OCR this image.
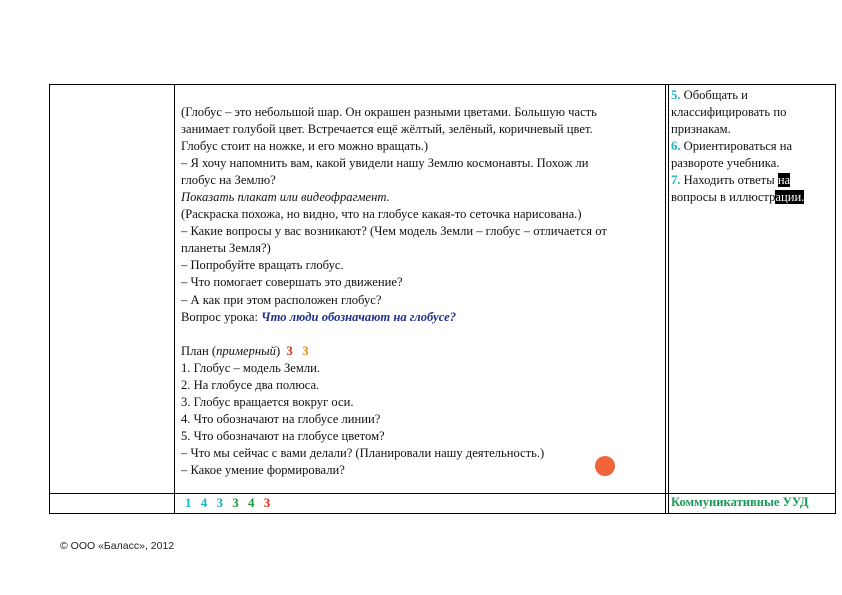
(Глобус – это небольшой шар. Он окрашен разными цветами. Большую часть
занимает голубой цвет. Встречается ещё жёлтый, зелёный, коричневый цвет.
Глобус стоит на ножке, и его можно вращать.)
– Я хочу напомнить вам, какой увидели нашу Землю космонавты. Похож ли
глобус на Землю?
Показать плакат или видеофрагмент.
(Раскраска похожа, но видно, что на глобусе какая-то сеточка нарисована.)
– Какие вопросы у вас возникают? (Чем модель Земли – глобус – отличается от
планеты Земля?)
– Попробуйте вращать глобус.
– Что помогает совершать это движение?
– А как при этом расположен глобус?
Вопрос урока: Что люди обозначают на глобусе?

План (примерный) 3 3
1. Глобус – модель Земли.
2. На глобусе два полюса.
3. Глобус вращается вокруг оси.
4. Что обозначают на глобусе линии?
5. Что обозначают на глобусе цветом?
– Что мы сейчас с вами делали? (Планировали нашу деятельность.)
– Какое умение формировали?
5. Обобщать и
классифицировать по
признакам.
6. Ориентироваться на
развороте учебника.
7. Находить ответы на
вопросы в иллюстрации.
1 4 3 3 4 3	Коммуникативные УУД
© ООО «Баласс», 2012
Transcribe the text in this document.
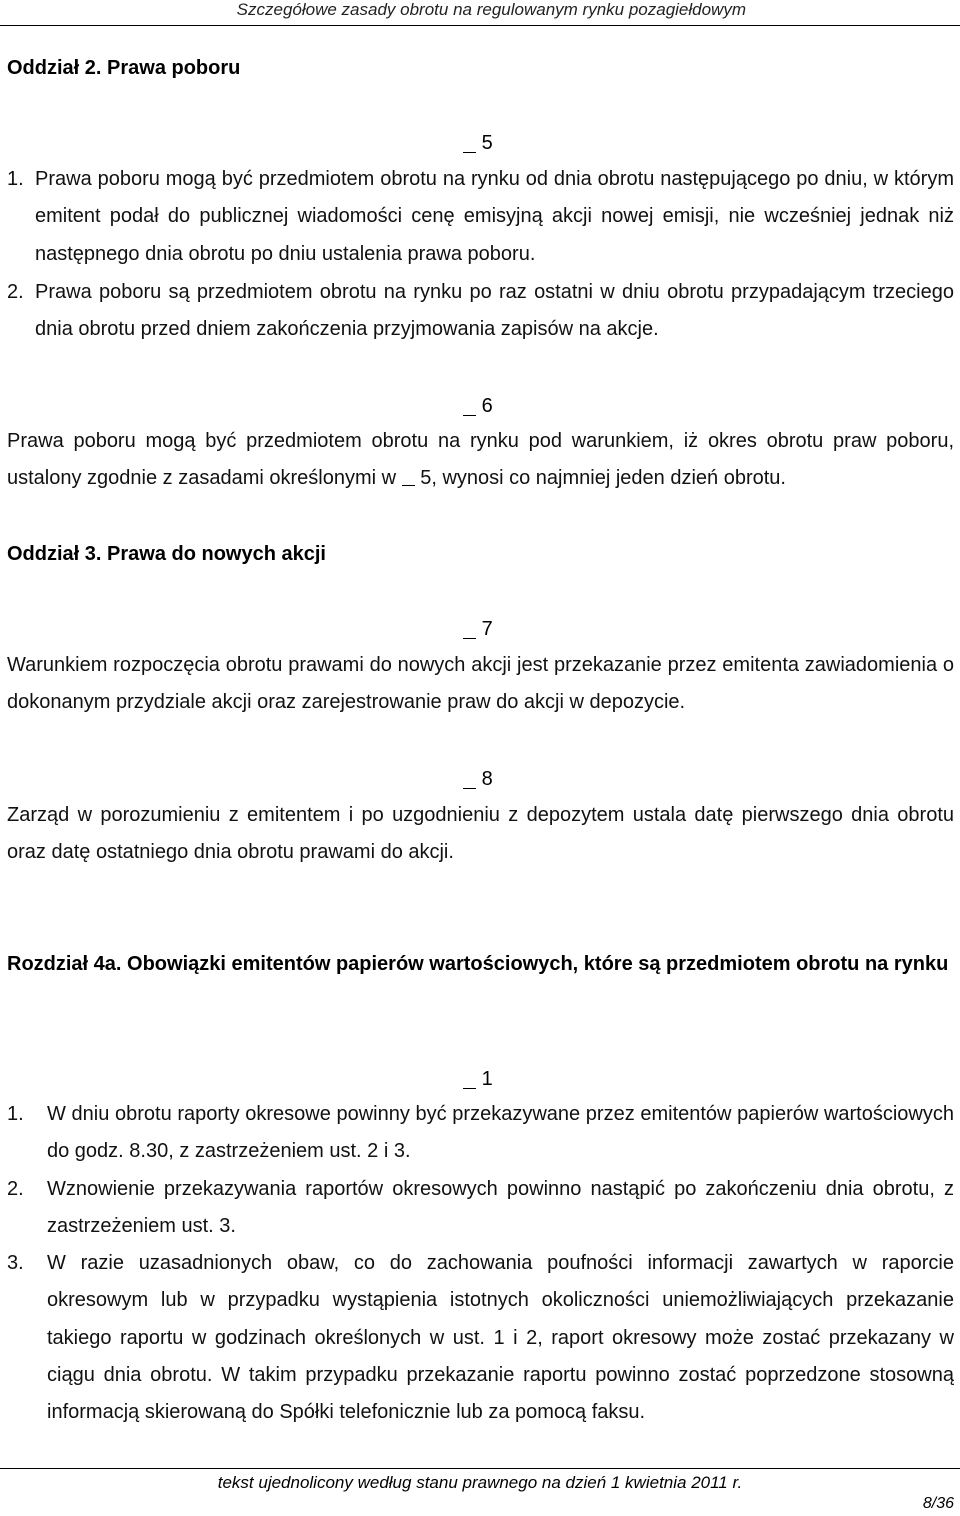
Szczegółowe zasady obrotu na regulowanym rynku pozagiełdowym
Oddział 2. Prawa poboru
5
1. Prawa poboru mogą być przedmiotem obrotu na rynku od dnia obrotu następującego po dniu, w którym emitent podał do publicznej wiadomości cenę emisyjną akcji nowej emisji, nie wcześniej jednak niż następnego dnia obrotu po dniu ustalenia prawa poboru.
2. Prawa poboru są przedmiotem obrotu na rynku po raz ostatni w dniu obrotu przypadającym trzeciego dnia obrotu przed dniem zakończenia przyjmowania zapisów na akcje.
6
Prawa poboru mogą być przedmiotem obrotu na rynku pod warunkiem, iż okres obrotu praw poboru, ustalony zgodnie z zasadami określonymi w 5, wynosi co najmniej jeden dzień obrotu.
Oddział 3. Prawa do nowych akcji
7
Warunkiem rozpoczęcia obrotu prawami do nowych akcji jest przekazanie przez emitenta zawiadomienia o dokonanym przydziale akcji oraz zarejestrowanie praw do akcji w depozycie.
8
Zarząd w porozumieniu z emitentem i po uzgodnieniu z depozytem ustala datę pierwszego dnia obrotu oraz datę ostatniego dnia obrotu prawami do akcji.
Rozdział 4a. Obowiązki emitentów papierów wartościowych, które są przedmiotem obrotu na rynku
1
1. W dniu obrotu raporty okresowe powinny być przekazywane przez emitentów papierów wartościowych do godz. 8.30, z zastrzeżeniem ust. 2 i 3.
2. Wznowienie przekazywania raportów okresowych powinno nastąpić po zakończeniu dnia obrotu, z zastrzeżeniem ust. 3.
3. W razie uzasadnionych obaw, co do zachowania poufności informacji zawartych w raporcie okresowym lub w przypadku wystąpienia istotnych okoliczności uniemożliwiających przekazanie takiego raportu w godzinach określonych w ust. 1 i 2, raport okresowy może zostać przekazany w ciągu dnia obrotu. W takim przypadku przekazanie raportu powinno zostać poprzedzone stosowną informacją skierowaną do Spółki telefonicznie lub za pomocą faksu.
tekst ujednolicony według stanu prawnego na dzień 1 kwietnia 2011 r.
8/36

::::::

Omit the images and transcribe all of the records above word for word.

OCR this image.
(Глобус – это небольшой шар. Он окрашен разными цветами. Большую часть
занимает голубой цвет. Встречается ещё жёлтый, зелёный, коричневый цвет.
Глобус стоит на ножке, и его можно вращать.)
– Я хочу напомнить вам, какой увидели нашу Землю космонавты. Похож ли
глобус на Землю?
Показать плакат или видеофрагмент.
(Раскраска похожа, но видно, что на глобусе какая-то сеточка нарисована.)
– Какие вопросы у вас возникают? (Чем модель Земли – глобус – отличается от
планеты Земля?)
– Попробуйте вращать глобус.
– Что помогает совершать это движение?
– А как при этом расположен глобус?
Вопрос урока: Что люди обозначают на глобусе?

План (примерный) 3 3
1. Глобус – модель Земли.
2. На глобусе два полюса.
3. Глобус вращается вокруг оси.
4. Что обозначают на глобусе линии?
5. Что обозначают на глобусе цветом?
– Что мы сейчас с вами делали? (Планировали нашу деятельность.)
– Какое умение формировали?
5. Обобщать и
классифицировать по
признакам.
6. Ориентироваться на
развороте учебника.
7. Находить ответы на
вопросы в иллюстрации.
1 4 3 3 4 3	Коммуникативные УУД
© ООО «Баласс», 2012
Transcribe the text in this document.
Szczegółowe zasady obrotu na regulowanym rynku pozagiełdowym
Oddział 2. Prawa poboru
5
1. Prawa poboru mogą być przedmiotem obrotu na rynku od dnia obrotu następującego po dniu, w którym emitent podał do publicznej wiadomości cenę emisyjną akcji nowej emisji, nie wcześniej jednak niż następnego dnia obrotu po dniu ustalenia prawa poboru.
2. Prawa poboru są przedmiotem obrotu na rynku po raz ostatni w dniu obrotu przypadającym trzeciego dnia obrotu przed dniem zakończenia przyjmowania zapisów na akcje.
6
Prawa poboru mogą być przedmiotem obrotu na rynku pod warunkiem, iż okres obrotu praw poboru, ustalony zgodnie z zasadami określonymi w 5, wynosi co najmniej jeden dzień obrotu.
Oddział 3. Prawa do nowych akcji
7
Warunkiem rozpoczęcia obrotu prawami do nowych akcji jest przekazanie przez emitenta zawiadomienia o dokonanym przydziale akcji oraz zarejestrowanie praw do akcji w depozycie.
8
Zarząd w porozumieniu z emitentem i po uzgodnieniu z depozytem ustala datę pierwszego dnia obrotu oraz datę ostatniego dnia obrotu prawami do akcji.
Rozdział 4a. Obowiązki emitentów papierów wartościowych, które są przedmiotem obrotu na rynku
1
1. W dniu obrotu raporty okresowe powinny być przekazywane przez emitentów papierów wartościowych do godz. 8.30, z zastrzeżeniem ust. 2 i 3.
2. Wznowienie przekazywania raportów okresowych powinno nastąpić po zakończeniu dnia obrotu, z zastrzeżeniem ust. 3.
3. W razie uzasadnionych obaw, co do zachowania poufności informacji zawartych w raporcie okresowym lub w przypadku wystąpienia istotnych okoliczności uniemożliwiających przekazanie takiego raportu w godzinach określonych w ust. 1 i 2, raport okresowy może zostać przekazany w ciągu dnia obrotu. W takim przypadku przekazanie raportu powinno zostać poprzedzone stosowną informacją skierowaną do Spółki telefonicznie lub za pomocą faksu.
tekst ujednolicony według stanu prawnego na dzień 1 kwietnia 2011 r.
8/36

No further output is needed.